→ Brano proposto:
......

Il cortometraggio è una formula con cui io sono cresciuto. Quando iniziai a fare le mie prime esperienze lavorative facevo mediometraggi e cortometraggi, fino poi ad approcciarmi alla fase televisiva e poi sono arrivato a fare i lungometraggi. Hollywood crede nei cortometraggi da una vita, in Italia sono sottovalutati, o per lo meno, siamo in pochi che cerchiamo di distribuirli, di farli vedere.

Sicuramente non ha bisogno di essere stimolato all’estero perché il cortometraggio gira il mondo mentre il nostro cinema fa molta più fatica, anche perché il cinema costa, ha una base molto più complessa rispetto a un cortometraggio dove viene riconosciuto il merito di un autore e delle voci in sé: scenografia, fotografia, etc. Oggi questa cosa è riuscita a coinvolgere anche i professionisti.

Nel mio caso lo faccio da tempo: lavoro con tanti autori come direttore della fotografia, li faccio io stesso, faccio degli esperimenti che comunque mi portano ad avere un’idea di poter attivare anche un lungometraggio e poi mi creano delle collaborazioni, delle complicità con i giovani che stimolano sia me che loro. Ci vorrà tempo ma il cortometraggio, secondo me, anche in Italia prenderà una grande forza».

Perché scegliere di essere direttore artistico di un festival di Corti?

Ringrazio sempre Corto Dorico Film Fest di avermi coinvolto ad Ancona a fare il direttore artistico con il quale condivido questa operazione che è molto complessa per uno come me che lavora continuamente sui set, con lo sceneggiatore Luca Caprara che mi dà una grande mano a costruire la programmazione del Festival. Per me è un grande privilegio e un grande onore essendo un sostenitore di cortometraggi da sempre.

Credo che i Festival di questo tipo siano proprio un modo per fare circolare i corti. E poi una cosa che mi piace del Festival è l’incontro e il confronto tra gli autori e addetti ai lavori ed è anche un’occasione di scontro se serve a motivare. E’ una specie di arena che comunque ti dà stimoli continui e li dà anche a me.

Poi ci sono i personaggi che hanno fatto la storia del cinema: quest’anno abbiamo invitato Luciano Tovoli, illustre direttore della fotografia (Suspiria, Professione: reporter e moltissimi altri) che ha raccontato degli aneddoti che servono ai giovani per capire che il cinema è anche artigianato, è anche sapersi gestire, essere intraprendenti.

Che registi e direttori della fotografia ama particolarmente in questo periodo storico?

Rispetto tutti i lavoratori dello spettacolo e in particolar modo nel cinema. Non mi piace parlare male dei miei colleghi. Sono molto amico di tutti ma sono molto polemico in modo riflessivo: non ho gelosie ho soltanto rabbia perché c’è qualcuno che si isola. Diamo tutti un contributo per cui lo spettatore si emozioni, per cui lo spettatore abbia un intrattenimento dell’immaginario, quindi qualsiasi regista ben venga. Io adesso rivaluto Ed Wood pensate un po’…

A che film è rimasto particolarmente legato e quale avrebbe voluto fare?

......

→ Dati estratti:
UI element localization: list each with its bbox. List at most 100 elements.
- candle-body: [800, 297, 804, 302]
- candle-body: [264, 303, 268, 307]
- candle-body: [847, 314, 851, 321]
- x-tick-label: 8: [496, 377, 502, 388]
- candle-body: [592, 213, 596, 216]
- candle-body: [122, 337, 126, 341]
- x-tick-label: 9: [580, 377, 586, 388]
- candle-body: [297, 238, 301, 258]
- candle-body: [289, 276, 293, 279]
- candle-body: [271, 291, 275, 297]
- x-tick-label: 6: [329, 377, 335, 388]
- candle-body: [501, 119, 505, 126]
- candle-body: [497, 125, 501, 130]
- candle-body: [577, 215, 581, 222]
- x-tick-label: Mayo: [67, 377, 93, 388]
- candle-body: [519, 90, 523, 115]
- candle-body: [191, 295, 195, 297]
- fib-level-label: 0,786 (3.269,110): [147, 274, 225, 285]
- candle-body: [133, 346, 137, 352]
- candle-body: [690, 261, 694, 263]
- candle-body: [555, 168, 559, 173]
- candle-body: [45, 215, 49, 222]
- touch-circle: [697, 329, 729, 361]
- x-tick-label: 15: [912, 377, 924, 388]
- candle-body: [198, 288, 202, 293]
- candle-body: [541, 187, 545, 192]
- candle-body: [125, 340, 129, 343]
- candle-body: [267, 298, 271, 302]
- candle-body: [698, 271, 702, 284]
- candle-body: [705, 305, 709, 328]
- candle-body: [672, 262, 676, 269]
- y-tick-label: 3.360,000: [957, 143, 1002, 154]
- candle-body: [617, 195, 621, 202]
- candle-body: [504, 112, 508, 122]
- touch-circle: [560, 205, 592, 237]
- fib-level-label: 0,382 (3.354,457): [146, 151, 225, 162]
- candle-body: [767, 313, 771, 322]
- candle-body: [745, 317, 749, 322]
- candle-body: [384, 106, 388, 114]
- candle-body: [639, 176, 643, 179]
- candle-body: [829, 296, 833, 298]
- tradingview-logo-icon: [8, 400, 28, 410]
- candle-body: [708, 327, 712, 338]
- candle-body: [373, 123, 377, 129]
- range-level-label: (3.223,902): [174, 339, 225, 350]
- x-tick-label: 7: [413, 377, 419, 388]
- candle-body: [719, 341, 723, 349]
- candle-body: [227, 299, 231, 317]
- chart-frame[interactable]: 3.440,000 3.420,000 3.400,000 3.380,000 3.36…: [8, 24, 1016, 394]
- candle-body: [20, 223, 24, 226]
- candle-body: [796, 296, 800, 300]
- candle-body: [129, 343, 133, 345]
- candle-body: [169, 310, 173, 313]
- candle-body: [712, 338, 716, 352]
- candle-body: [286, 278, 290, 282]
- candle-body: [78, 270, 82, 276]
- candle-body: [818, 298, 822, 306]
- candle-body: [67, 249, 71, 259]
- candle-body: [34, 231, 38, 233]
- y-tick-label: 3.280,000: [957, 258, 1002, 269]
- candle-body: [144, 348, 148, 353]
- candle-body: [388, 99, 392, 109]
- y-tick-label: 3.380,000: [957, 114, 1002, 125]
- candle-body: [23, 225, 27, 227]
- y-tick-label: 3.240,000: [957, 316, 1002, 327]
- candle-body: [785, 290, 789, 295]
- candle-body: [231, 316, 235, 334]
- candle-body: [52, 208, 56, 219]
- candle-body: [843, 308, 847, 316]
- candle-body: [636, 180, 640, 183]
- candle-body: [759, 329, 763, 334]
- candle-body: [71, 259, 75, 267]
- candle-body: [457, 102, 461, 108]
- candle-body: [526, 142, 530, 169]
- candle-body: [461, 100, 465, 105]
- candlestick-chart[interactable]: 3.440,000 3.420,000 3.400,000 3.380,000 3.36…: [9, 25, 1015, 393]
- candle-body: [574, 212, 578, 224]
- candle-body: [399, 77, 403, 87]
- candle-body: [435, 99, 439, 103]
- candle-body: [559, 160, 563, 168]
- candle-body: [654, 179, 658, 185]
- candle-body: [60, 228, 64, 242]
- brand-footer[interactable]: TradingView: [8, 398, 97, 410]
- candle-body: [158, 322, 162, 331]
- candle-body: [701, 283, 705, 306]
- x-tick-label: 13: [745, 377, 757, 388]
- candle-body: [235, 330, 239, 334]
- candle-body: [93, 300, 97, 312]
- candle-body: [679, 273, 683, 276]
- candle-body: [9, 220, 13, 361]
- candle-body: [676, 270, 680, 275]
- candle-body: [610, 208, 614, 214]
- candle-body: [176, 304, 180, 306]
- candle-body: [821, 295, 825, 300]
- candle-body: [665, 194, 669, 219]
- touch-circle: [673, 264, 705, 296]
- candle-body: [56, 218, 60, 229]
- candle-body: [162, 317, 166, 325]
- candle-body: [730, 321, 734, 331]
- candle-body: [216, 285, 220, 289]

......

→ Metti in pratica:
A) Riproduci fedelmente il passo del brano sui cortometraggi da "Credo che i" a "questo periodo storico?".
B) Secondo il brano sui cortometraggi, chi aiuta a costruire la programmazione del Corto Dorico Film Fest?

→ Risposte scritte:
A)
Credo che i Festival di questo tipo siano proprio un modo per fare circolare i corti. E poi una cosa che mi piace del Festival è l’incontro e il confronto tra gli autori e addetti ai lavori ed è anche un’occasione di scontro se serve a motivare. E’ una specie di arena che comunque ti dà stimoli continui e li dà anche a me.

Poi ci sono i personaggi che hanno fatto la storia del cinema: quest’anno abbiamo invitato Luciano Tovoli, illustre direttore della fotografia (Suspiria, Professione: reporter e moltissimi altri) che ha raccontato degli aneddoti che servono ai giovani per capire che il cinema è anche artigianato, è anche sapersi gestire, essere intraprendenti.

Che registi e direttori della fotografia ama particolarmente in questo periodo storico?

B) Lo sceneggiatore Luca Caprara.